■ **What is needed**
Would you retype all of these records exactly?

■ **Extracted information**

═══

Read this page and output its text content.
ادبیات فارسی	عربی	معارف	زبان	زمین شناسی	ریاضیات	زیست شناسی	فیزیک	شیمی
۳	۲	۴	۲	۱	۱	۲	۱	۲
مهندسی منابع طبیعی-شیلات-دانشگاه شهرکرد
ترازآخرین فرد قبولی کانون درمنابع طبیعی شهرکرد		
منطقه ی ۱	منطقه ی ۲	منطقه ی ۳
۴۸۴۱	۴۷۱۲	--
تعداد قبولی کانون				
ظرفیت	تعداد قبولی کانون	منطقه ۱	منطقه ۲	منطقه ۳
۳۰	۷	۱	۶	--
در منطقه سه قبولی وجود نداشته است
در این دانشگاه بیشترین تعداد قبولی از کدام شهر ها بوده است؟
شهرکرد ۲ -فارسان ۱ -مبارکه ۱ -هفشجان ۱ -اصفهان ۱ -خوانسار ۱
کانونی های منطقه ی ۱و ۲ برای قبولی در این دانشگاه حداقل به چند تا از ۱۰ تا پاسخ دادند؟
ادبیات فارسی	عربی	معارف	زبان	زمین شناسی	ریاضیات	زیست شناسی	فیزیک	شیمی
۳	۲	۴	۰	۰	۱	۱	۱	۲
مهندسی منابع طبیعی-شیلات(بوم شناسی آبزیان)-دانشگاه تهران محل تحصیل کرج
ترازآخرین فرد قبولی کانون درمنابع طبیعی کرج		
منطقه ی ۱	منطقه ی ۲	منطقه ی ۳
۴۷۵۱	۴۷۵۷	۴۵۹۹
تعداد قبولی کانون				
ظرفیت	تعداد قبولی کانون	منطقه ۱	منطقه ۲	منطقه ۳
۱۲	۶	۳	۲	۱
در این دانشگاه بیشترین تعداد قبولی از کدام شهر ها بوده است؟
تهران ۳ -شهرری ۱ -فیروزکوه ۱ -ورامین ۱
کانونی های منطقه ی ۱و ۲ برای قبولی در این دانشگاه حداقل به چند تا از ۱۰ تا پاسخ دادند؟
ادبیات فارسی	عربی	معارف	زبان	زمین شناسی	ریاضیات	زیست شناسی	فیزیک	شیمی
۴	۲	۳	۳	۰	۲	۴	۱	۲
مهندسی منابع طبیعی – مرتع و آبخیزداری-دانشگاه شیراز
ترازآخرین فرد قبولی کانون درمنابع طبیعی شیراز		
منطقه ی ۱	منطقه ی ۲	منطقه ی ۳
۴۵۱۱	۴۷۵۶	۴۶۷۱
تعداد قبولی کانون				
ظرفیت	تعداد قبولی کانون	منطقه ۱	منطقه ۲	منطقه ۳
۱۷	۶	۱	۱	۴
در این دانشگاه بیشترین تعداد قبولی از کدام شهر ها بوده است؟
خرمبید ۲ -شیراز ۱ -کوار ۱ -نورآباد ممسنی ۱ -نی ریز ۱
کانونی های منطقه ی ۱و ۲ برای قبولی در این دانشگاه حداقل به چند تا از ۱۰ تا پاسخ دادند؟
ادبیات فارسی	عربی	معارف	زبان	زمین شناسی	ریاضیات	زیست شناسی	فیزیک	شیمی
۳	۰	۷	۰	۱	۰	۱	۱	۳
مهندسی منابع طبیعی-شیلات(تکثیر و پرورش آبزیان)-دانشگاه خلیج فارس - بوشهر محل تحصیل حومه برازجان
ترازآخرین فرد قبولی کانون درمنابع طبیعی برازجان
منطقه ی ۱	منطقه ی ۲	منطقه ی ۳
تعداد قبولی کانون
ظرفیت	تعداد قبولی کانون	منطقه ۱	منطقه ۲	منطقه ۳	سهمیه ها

═══

■ **Answer**
Read this page and output its text content.
ادبیات فارسی	عربی	معارف	زبان	زمین شناسی	ریاضیات	زیست شناسی	فیزیک	شیمی
۳	۲	۴	۲	۱	۱	۲	۱	۲
مهندسی منابع طبیعی-شیلات-دانشگاه شهرکرد
ترازآخرین فرد قبولی کانون درمنابع طبیعی شهرکرد		
منطقه ی ۱	منطقه ی ۲	منطقه ی ۳
۴۸۴۱	۴۷۱۲	--
تعداد قبولی کانون				
ظرفیت	تعداد قبولی کانون	منطقه ۱	منطقه ۲	منطقه ۳
۳۰	۷	۱	۶	--
در منطقه سه قبولی وجود نداشته است
در این دانشگاه بیشترین تعداد قبولی از کدام شهر ها بوده است؟
شهرکرد ۲ -فارسان ۱ -مبارکه ۱ -هفشجان ۱ -اصفهان ۱ -خوانسار ۱
کانونی های منطقه ی ۱و ۲ برای قبولی در این دانشگاه حداقل به چند تا از ۱۰ تا پاسخ دادند؟
ادبیات فارسی	عربی	معارف	زبان	زمین شناسی	ریاضیات	زیست شناسی	فیزیک	شیمی
۳	۲	۴	۰	۰	۱	۱	۱	۲
مهندسی منابع طبیعی-شیلات(بوم شناسی آبزیان)-دانشگاه تهران محل تحصیل کرج
ترازآخرین فرد قبولی کانون درمنابع طبیعی کرج		
منطقه ی ۱	منطقه ی ۲	منطقه ی ۳
۴۷۵۱	۴۷۵۷	۴۵۹۹
تعداد قبولی کانون				
ظرفیت	تعداد قبولی کانون	منطقه ۱	منطقه ۲	منطقه ۳
۱۲	۶	۳	۲	۱
در این دانشگاه بیشترین تعداد قبولی از کدام شهر ها بوده است؟
تهران ۳ -شهرری ۱ -فیروزکوه ۱ -ورامین ۱
کانونی های منطقه ی ۱و ۲ برای قبولی در این دانشگاه حداقل به چند تا از ۱۰ تا پاسخ دادند؟
ادبیات فارسی	عربی	معارف	زبان	زمین شناسی	ریاضیات	زیست شناسی	فیزیک	شیمی
۴	۲	۳	۳	۰	۲	۴	۱	۲
مهندسی منابع طبیعی – مرتع و آبخیزداری-دانشگاه شیراز
ترازآخرین فرد قبولی کانون درمنابع طبیعی شیراز		
منطقه ی ۱	منطقه ی ۲	منطقه ی ۳
۴۵۱۱	۴۷۵۶	۴۶۷۱
تعداد قبولی کانون				
ظرفیت	تعداد قبولی کانون	منطقه ۱	منطقه ۲	منطقه ۳
۱۷	۶	۱	۱	۴
در این دانشگاه بیشترین تعداد قبولی از کدام شهر ها بوده است؟
خرمبید ۲ -شیراز ۱ -کوار ۱ -نورآباد ممسنی ۱ -نی ریز ۱
کانونی های منطقه ی ۱و ۲ برای قبولی در این دانشگاه حداقل به چند تا از ۱۰ تا پاسخ دادند؟
ادبیات فارسی	عربی	معارف	زبان	زمین شناسی	ریاضیات	زیست شناسی	فیزیک	شیمی
۳	۰	۷	۰	۱	۰	۱	۱	۳
مهندسی منابع طبیعی-شیلات(تکثیر و پرورش آبزیان)-دانشگاه خلیج فارس - بوشهر محل تحصیل حومه برازجان
ترازآخرین فرد قبولی کانون درمنابع طبیعی برازجان
منطقه ی ۱	منطقه ی ۲	منطقه ی ۳
تعداد قبولی کانون
ظرفیت	تعداد قبولی کانون	منطقه ۱	منطقه ۲	منطقه ۳	سهمیه ها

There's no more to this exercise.